Written instruction:
Return, word for word, every line that follows.

Extracted entries:
---
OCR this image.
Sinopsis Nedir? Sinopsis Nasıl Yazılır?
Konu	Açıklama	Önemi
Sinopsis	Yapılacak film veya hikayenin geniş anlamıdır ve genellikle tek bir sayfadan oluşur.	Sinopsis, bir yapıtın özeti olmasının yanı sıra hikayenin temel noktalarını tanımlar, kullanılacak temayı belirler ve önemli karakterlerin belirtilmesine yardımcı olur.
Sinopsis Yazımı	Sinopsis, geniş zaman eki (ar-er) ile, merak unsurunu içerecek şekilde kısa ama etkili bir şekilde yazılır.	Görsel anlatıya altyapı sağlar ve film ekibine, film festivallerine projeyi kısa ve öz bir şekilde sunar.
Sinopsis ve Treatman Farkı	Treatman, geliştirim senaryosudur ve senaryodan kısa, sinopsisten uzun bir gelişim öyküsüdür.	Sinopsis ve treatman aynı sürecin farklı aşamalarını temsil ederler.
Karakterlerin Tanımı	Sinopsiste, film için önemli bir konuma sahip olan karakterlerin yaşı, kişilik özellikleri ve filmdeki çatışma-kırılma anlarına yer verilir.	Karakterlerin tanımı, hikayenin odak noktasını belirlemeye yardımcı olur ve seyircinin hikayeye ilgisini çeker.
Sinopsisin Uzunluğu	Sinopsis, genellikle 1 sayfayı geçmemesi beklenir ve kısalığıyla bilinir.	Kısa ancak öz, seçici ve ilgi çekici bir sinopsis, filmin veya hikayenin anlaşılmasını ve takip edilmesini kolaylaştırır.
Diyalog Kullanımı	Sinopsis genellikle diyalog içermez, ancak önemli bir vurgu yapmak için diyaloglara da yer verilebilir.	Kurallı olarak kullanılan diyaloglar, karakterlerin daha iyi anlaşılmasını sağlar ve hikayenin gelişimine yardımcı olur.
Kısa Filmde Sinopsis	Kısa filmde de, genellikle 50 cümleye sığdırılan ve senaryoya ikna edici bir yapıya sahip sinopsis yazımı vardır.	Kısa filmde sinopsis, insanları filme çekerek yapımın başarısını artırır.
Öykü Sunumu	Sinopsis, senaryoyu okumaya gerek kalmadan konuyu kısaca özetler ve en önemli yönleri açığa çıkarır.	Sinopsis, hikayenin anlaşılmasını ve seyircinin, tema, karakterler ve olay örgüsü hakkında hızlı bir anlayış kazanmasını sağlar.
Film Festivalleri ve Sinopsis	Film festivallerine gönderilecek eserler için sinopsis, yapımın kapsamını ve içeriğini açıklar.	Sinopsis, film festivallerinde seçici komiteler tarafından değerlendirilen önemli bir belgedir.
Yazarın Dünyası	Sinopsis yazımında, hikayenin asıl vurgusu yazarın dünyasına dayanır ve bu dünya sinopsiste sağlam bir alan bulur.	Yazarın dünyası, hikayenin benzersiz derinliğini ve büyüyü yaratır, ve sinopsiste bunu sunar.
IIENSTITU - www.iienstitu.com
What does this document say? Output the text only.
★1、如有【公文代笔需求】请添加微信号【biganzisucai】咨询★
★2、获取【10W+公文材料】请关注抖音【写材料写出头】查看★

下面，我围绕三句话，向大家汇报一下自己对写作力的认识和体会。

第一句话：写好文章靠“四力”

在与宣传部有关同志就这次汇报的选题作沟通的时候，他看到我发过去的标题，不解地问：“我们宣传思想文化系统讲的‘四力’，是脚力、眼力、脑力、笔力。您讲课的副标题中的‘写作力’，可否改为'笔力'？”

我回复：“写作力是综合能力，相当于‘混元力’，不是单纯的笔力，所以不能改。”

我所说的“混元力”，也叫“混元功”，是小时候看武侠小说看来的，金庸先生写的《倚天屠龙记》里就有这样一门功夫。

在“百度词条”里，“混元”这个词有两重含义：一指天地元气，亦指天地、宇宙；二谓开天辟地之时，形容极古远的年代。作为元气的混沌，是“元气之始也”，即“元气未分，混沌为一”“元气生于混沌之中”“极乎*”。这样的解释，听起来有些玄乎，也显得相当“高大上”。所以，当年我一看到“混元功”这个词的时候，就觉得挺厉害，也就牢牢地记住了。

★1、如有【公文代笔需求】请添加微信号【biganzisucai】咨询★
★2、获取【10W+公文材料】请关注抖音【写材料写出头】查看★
---
Exercise solution:
OCR this image.
Sinopsis Nedir? Sinopsis Nasıl Yazılır?
Konu	Açıklama	Önemi
Sinopsis	Yapılacak film veya hikayenin geniş anlamıdır ve genellikle tek bir sayfadan oluşur.	Sinopsis, bir yapıtın özeti olmasının yanı sıra hikayenin temel noktalarını tanımlar, kullanılacak temayı belirler ve önemli karakterlerin belirtilmesine yardımcı olur.
Sinopsis Yazımı	Sinopsis, geniş zaman eki (ar-er) ile, merak unsurunu içerecek şekilde kısa ama etkili bir şekilde yazılır.	Görsel anlatıya altyapı sağlar ve film ekibine, film festivallerine projeyi kısa ve öz bir şekilde sunar.
Sinopsis ve Treatman Farkı	Treatman, geliştirim senaryosudur ve senaryodan kısa, sinopsisten uzun bir gelişim öyküsüdür.	Sinopsis ve treatman aynı sürecin farklı aşamalarını temsil ederler.
Karakterlerin Tanımı	Sinopsiste, film için önemli bir konuma sahip olan karakterlerin yaşı, kişilik özellikleri ve filmdeki çatışma-kırılma anlarına yer verilir.	Karakterlerin tanımı, hikayenin odak noktasını belirlemeye yardımcı olur ve seyircinin hikayeye ilgisini çeker.
Sinopsisin Uzunluğu	Sinopsis, genellikle 1 sayfayı geçmemesi beklenir ve kısalığıyla bilinir.	Kısa ancak öz, seçici ve ilgi çekici bir sinopsis, filmin veya hikayenin anlaşılmasını ve takip edilmesini kolaylaştırır.
Diyalog Kullanımı	Sinopsis genellikle diyalog içermez, ancak önemli bir vurgu yapmak için diyaloglara da yer verilebilir.	Kurallı olarak kullanılan diyaloglar, karakterlerin daha iyi anlaşılmasını sağlar ve hikayenin gelişimine yardımcı olur.
Kısa Filmde Sinopsis	Kısa filmde de, genellikle 50 cümleye sığdırılan ve senaryoya ikna edici bir yapıya sahip sinopsis yazımı vardır.	Kısa filmde sinopsis, insanları filme çekerek yapımın başarısını artırır.
Öykü Sunumu	Sinopsis, senaryoyu okumaya gerek kalmadan konuyu kısaca özetler ve en önemli yönleri açığa çıkarır.	Sinopsis, hikayenin anlaşılmasını ve seyircinin, tema, karakterler ve olay örgüsü hakkında hızlı bir anlayış kazanmasını sağlar.
Film Festivalleri ve Sinopsis	Film festivallerine gönderilecek eserler için sinopsis, yapımın kapsamını ve içeriğini açıklar.	Sinopsis, film festivallerinde seçici komiteler tarafından değerlendirilen önemli bir belgedir.
Yazarın Dünyası	Sinopsis yazımında, hikayenin asıl vurgusu yazarın dünyasına dayanır ve bu dünya sinopsiste sağlam bir alan bulur.	Yazarın dünyası, hikayenin benzersiz derinliğini ve büyüyü yaratır, ve sinopsiste bunu sunar.
IIENSTITU - www.iienstitu.com
What does this document say? Output the text only.
★1、如有【公文代笔需求】请添加微信号【biganzisucai】咨询★
★2、获取【10W+公文材料】请关注抖音【写材料写出头】查看★

下面，我围绕三句话，向大家汇报一下自己对写作力的认识和体会。

第一句话：写好文章靠“四力”

在与宣传部有关同志就这次汇报的选题作沟通的时候，他看到我发过去的标题，不解地问：“我们宣传思想文化系统讲的‘四力’，是脚力、眼力、脑力、笔力。您讲课的副标题中的‘写作力’，可否改为'笔力'？”

我回复：“写作力是综合能力，相当于‘混元力’，不是单纯的笔力，所以不能改。”

我所说的“混元力”，也叫“混元功”，是小时候看武侠小说看来的，金庸先生写的《倚天屠龙记》里就有这样一门功夫。

在“百度词条”里，“混元”这个词有两重含义：一指天地元气，亦指天地、宇宙；二谓开天辟地之时，形容极古远的年代。作为元气的混沌，是“元气之始也”，即“元气未分，混沌为一”“元气生于混沌之中”“极乎*”。这样的解释，听起来有些玄乎，也显得相当“高大上”。所以，当年我一看到“混元功”这个词的时候，就觉得挺厉害，也就牢牢地记住了。

★1、如有【公文代笔需求】请添加微信号【biganzisucai】咨询★
★2、获取【10W+公文材料】请关注抖音【写材料写出头】查看★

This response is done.